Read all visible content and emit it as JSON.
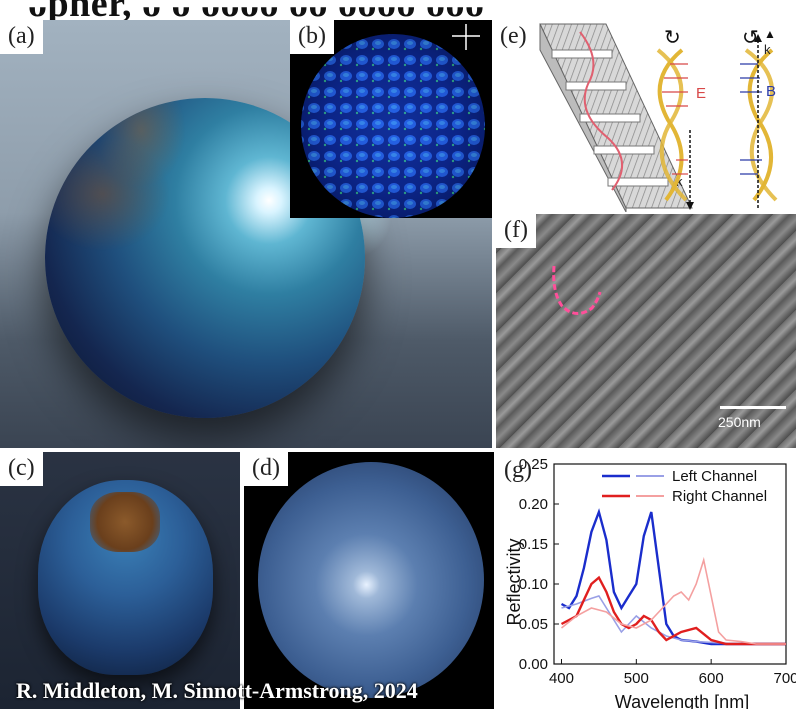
{
  "panels": {
    "a": {
      "label": "(a)"
    },
    "b": {
      "label": "(b)"
    },
    "c": {
      "label": "(c)"
    },
    "d": {
      "label": "(d)"
    },
    "e": {
      "label": "(e)",
      "vectors": {
        "E": "E",
        "B": "B",
        "k": "k"
      }
    },
    "f": {
      "label": "(f)",
      "scale_bar": "250nm"
    },
    "g": {
      "label": "(g)"
    }
  },
  "credit": "R. Middleton, M. Sinnott-Armstrong, 2024",
  "chart_data": {
    "type": "line",
    "xlabel": "Wavelength [nm]",
    "ylabel": "Reflectivity",
    "xlim": [
      390,
      700
    ],
    "ylim": [
      0,
      0.25
    ],
    "xticks": [
      400,
      500,
      600,
      700
    ],
    "yticks": [
      0.0,
      0.05,
      0.1,
      0.15,
      0.2,
      0.25
    ],
    "legend_position": "top-right",
    "series": [
      {
        "name": "Left Channel",
        "color": "#1a2dcc",
        "x": [
          400,
          410,
          420,
          430,
          440,
          450,
          460,
          470,
          480,
          490,
          500,
          510,
          520,
          530,
          540,
          550,
          560,
          580,
          600,
          620,
          640,
          660,
          680,
          700
        ],
        "y": [
          0.075,
          0.07,
          0.085,
          0.12,
          0.165,
          0.19,
          0.155,
          0.09,
          0.07,
          0.085,
          0.1,
          0.16,
          0.19,
          0.12,
          0.05,
          0.035,
          0.03,
          0.028,
          0.025,
          0.025,
          0.025,
          0.025,
          0.025,
          0.025
        ]
      },
      {
        "name": "",
        "color": "#9aa0e6",
        "x": [
          400,
          420,
          440,
          450,
          460,
          470,
          480,
          490,
          500,
          520,
          540,
          560,
          580,
          600,
          620,
          640,
          660,
          680,
          700
        ],
        "y": [
          0.07,
          0.075,
          0.082,
          0.085,
          0.07,
          0.055,
          0.04,
          0.05,
          0.06,
          0.045,
          0.035,
          0.03,
          0.028,
          0.027,
          0.026,
          0.025,
          0.025,
          0.025,
          0.025
        ]
      },
      {
        "name": "Right Channel",
        "color": "#e01f1f",
        "x": [
          400,
          420,
          430,
          440,
          450,
          460,
          470,
          480,
          490,
          500,
          510,
          520,
          530,
          540,
          560,
          580,
          600,
          620,
          640,
          660,
          680,
          700
        ],
        "y": [
          0.05,
          0.06,
          0.08,
          0.1,
          0.108,
          0.09,
          0.065,
          0.05,
          0.045,
          0.05,
          0.06,
          0.055,
          0.04,
          0.03,
          0.04,
          0.045,
          0.03,
          0.025,
          0.025,
          0.025,
          0.025,
          0.025
        ]
      },
      {
        "name": "",
        "color": "#f4a0a0",
        "x": [
          400,
          420,
          440,
          460,
          480,
          500,
          520,
          540,
          550,
          560,
          570,
          580,
          590,
          600,
          610,
          620,
          640,
          660,
          680,
          700
        ],
        "y": [
          0.045,
          0.06,
          0.07,
          0.065,
          0.05,
          0.045,
          0.055,
          0.075,
          0.085,
          0.09,
          0.08,
          0.1,
          0.13,
          0.085,
          0.04,
          0.03,
          0.028,
          0.025,
          0.025,
          0.025
        ]
      }
    ]
  }
}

□ □ □ □

■ Set problem: Reproduce the data above in full, exactly as it is, with the pictures left out.

■ Exercise result:
Read all visible content and emit it as JSON.
{
  "panels": {
    "a": {
      "label": "(a)"
    },
    "b": {
      "label": "(b)"
    },
    "c": {
      "label": "(c)"
    },
    "d": {
      "label": "(d)"
    },
    "e": {
      "label": "(e)",
      "vectors": {
        "E": "E",
        "B": "B",
        "k": "k"
      }
    },
    "f": {
      "label": "(f)",
      "scale_bar": "250nm"
    },
    "g": {
      "label": "(g)"
    }
  },
  "credit": "R. Middleton, M. Sinnott-Armstrong, 2024",
  "chart_data": {
    "type": "line",
    "xlabel": "Wavelength [nm]",
    "ylabel": "Reflectivity",
    "xlim": [
      390,
      700
    ],
    "ylim": [
      0,
      0.25
    ],
    "xticks": [
      400,
      500,
      600,
      700
    ],
    "yticks": [
      0.0,
      0.05,
      0.1,
      0.15,
      0.2,
      0.25
    ],
    "legend_position": "top-right",
    "series": [
      {
        "name": "Left Channel",
        "color": "#1a2dcc",
        "x": [
          400,
          410,
          420,
          430,
          440,
          450,
          460,
          470,
          480,
          490,
          500,
          510,
          520,
          530,
          540,
          550,
          560,
          580,
          600,
          620,
          640,
          660,
          680,
          700
        ],
        "y": [
          0.075,
          0.07,
          0.085,
          0.12,
          0.165,
          0.19,
          0.155,
          0.09,
          0.07,
          0.085,
          0.1,
          0.16,
          0.19,
          0.12,
          0.05,
          0.035,
          0.03,
          0.028,
          0.025,
          0.025,
          0.025,
          0.025,
          0.025,
          0.025
        ]
      },
      {
        "name": "",
        "color": "#9aa0e6",
        "x": [
          400,
          420,
          440,
          450,
          460,
          470,
          480,
          490,
          500,
          520,
          540,
          560,
          580,
          600,
          620,
          640,
          660,
          680,
          700
        ],
        "y": [
          0.07,
          0.075,
          0.082,
          0.085,
          0.07,
          0.055,
          0.04,
          0.05,
          0.06,
          0.045,
          0.035,
          0.03,
          0.028,
          0.027,
          0.026,
          0.025,
          0.025,
          0.025,
          0.025
        ]
      },
      {
        "name": "Right Channel",
        "color": "#e01f1f",
        "x": [
          400,
          420,
          430,
          440,
          450,
          460,
          470,
          480,
          490,
          500,
          510,
          520,
          530,
          540,
          560,
          580,
          600,
          620,
          640,
          660,
          680,
          700
        ],
        "y": [
          0.05,
          0.06,
          0.08,
          0.1,
          0.108,
          0.09,
          0.065,
          0.05,
          0.045,
          0.05,
          0.06,
          0.055,
          0.04,
          0.03,
          0.04,
          0.045,
          0.03,
          0.025,
          0.025,
          0.025,
          0.025,
          0.025
        ]
      },
      {
        "name": "",
        "color": "#f4a0a0",
        "x": [
          400,
          420,
          440,
          460,
          480,
          500,
          520,
          540,
          550,
          560,
          570,
          580,
          590,
          600,
          610,
          620,
          640,
          660,
          680,
          700
        ],
        "y": [
          0.045,
          0.06,
          0.07,
          0.065,
          0.05,
          0.045,
          0.055,
          0.075,
          0.085,
          0.09,
          0.08,
          0.1,
          0.13,
          0.085,
          0.04,
          0.03,
          0.028,
          0.025,
          0.025,
          0.025
        ]
      }
    ]
  }
}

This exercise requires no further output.